===== Extracted data =====

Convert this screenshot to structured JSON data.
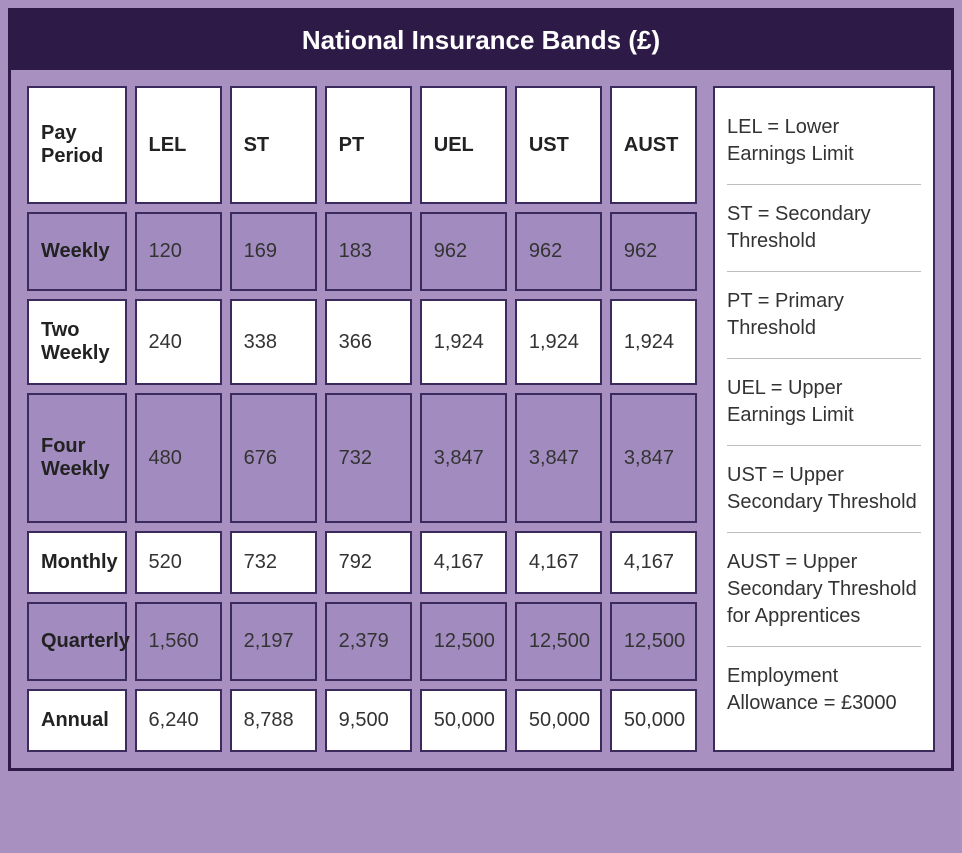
{
  "title": "National Insurance Bands (£)",
  "columns": [
    "Pay Period",
    "LEL",
    "ST",
    "PT",
    "UEL",
    "UST",
    "AUST"
  ],
  "rows": [
    {
      "label": "Weekly",
      "values": [
        "120",
        "169",
        "183",
        "962",
        "962",
        "962"
      ],
      "shade": "shade"
    },
    {
      "label": "Two Weekly",
      "values": [
        "240",
        "338",
        "366",
        "1,924",
        "1,924",
        "1,924"
      ],
      "shade": "white"
    },
    {
      "label": "Four Weekly",
      "values": [
        "480",
        "676",
        "732",
        "3,847",
        "3,847",
        "3,847"
      ],
      "shade": "shade-tall"
    },
    {
      "label": "Monthly",
      "values": [
        "520",
        "732",
        "792",
        "4,167",
        "4,167",
        "4,167"
      ],
      "shade": "white"
    },
    {
      "label": "Quarterly",
      "values": [
        "1,560",
        "2,197",
        "2,379",
        "12,500",
        "12,500",
        "12,500"
      ],
      "shade": "shade"
    },
    {
      "label": "Annual",
      "values": [
        "6,240",
        "8,788",
        "9,500",
        "50,000",
        "50,000",
        "50,000"
      ],
      "shade": "white"
    }
  ],
  "legend": [
    "LEL = Lower Earnings Limit",
    "ST = Secondary Threshold",
    "PT = Primary Threshold",
    "UEL = Upper Earnings Limit",
    "UST = Upper Secondary Threshold",
    "AUST = Upper Secondary Threshold for Apprentices",
    "Employment Allowance = £3000"
  ],
  "style": {
    "title_bg": "#2e1a47",
    "title_fg": "#ffffff",
    "frame_bg": "#a891c0",
    "border_color": "#3a2a5e",
    "row_white": "#ffffff",
    "row_shade": "#a28cbf",
    "font_family": "Segoe UI, Helvetica Neue, Arial, sans-serif",
    "title_fontsize": 26,
    "cell_fontsize": 20
  }
}
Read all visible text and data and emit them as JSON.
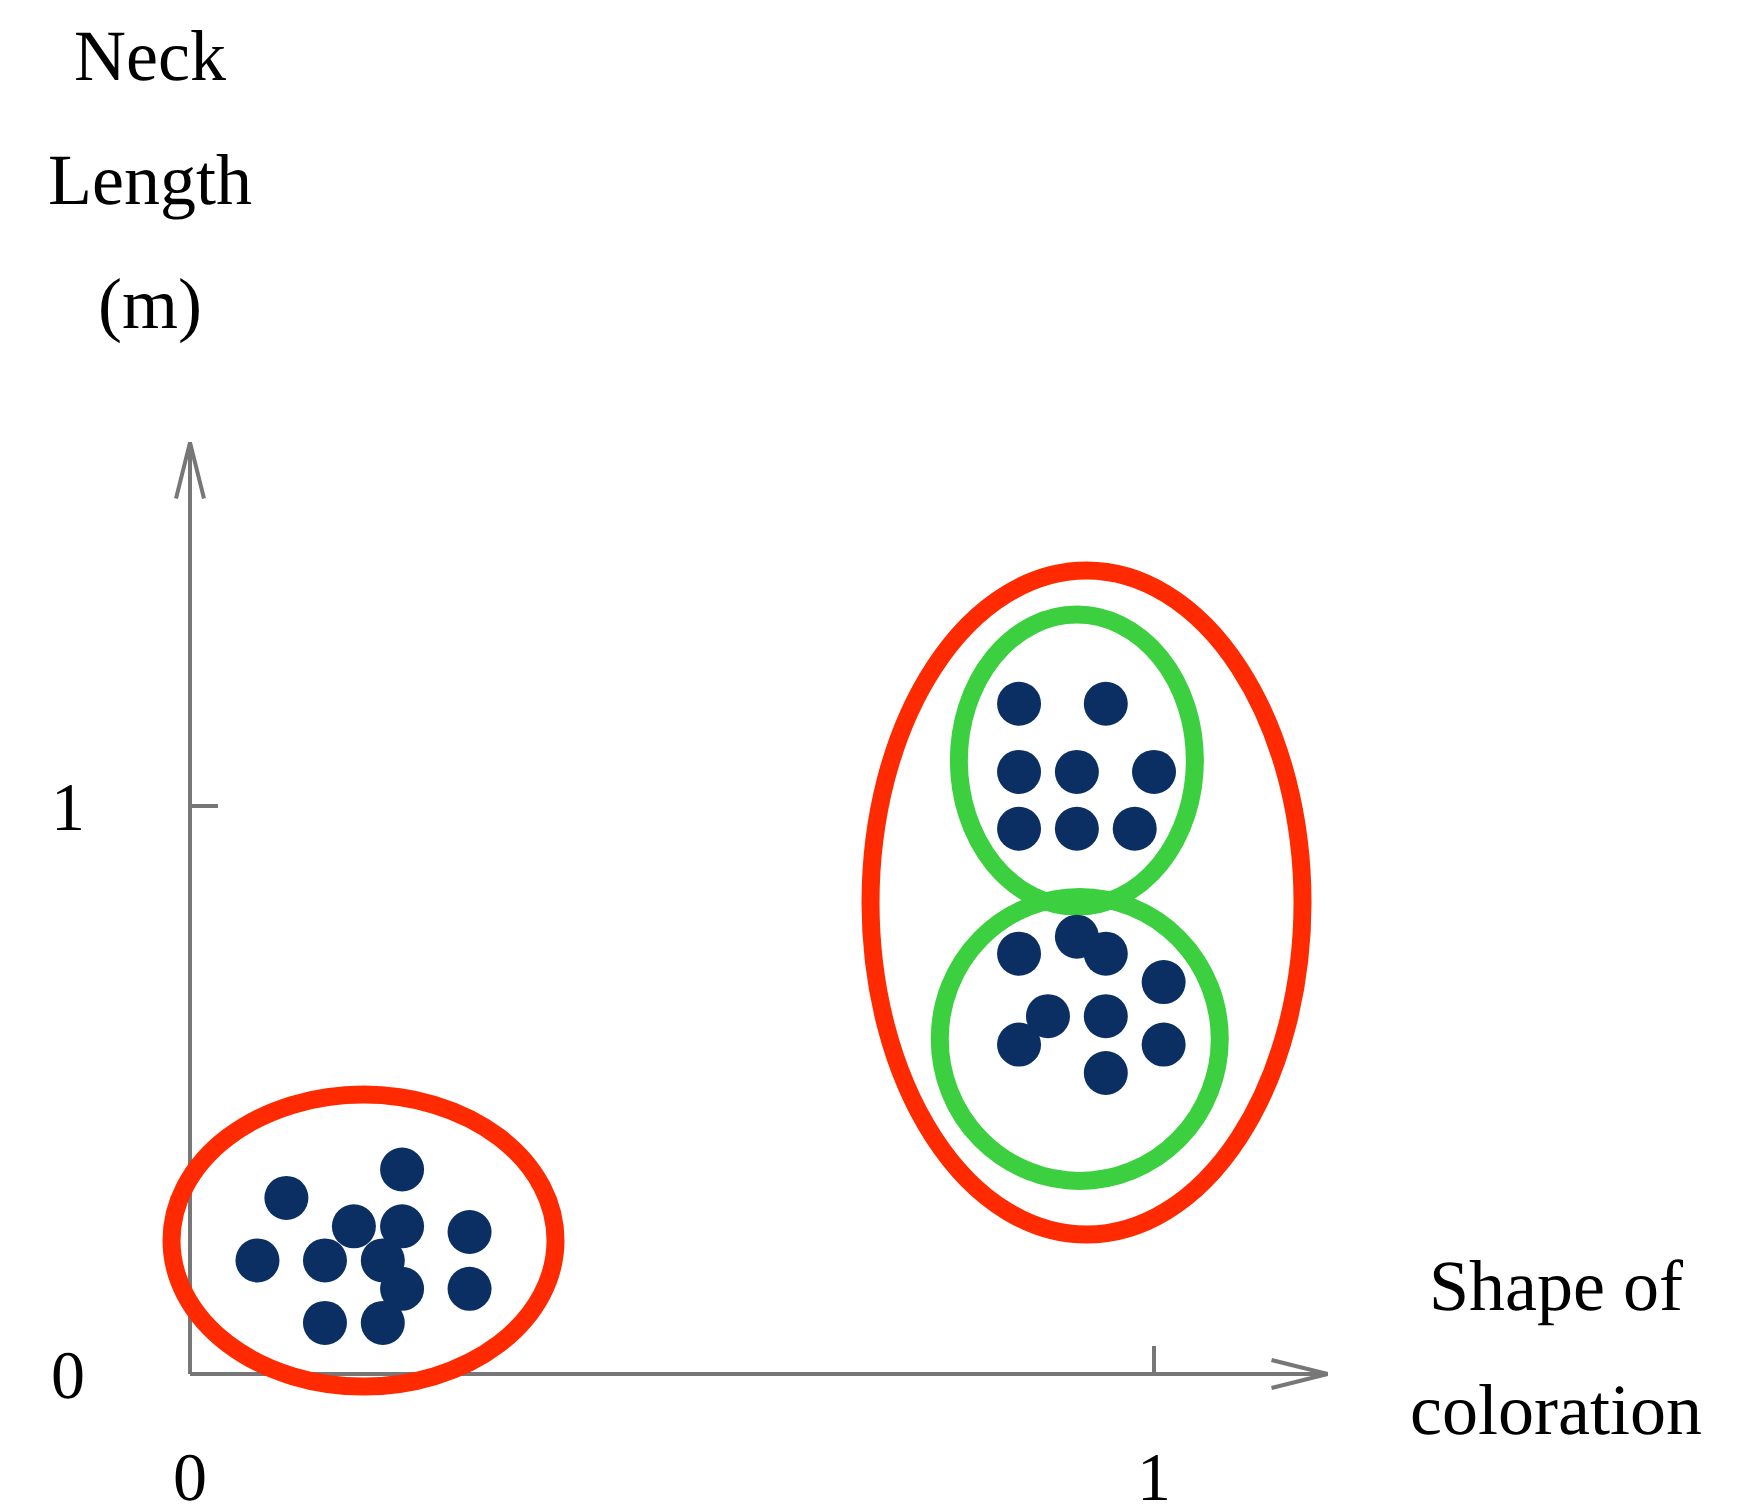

=====

◆ Work to complete ◆
Lines that hold "Limit" are the ones to copy; find all of them.

◆ Correct answer ◆
    "LEL = Lower Earnings Limit",
    "UEL = Upper Earnings Limit",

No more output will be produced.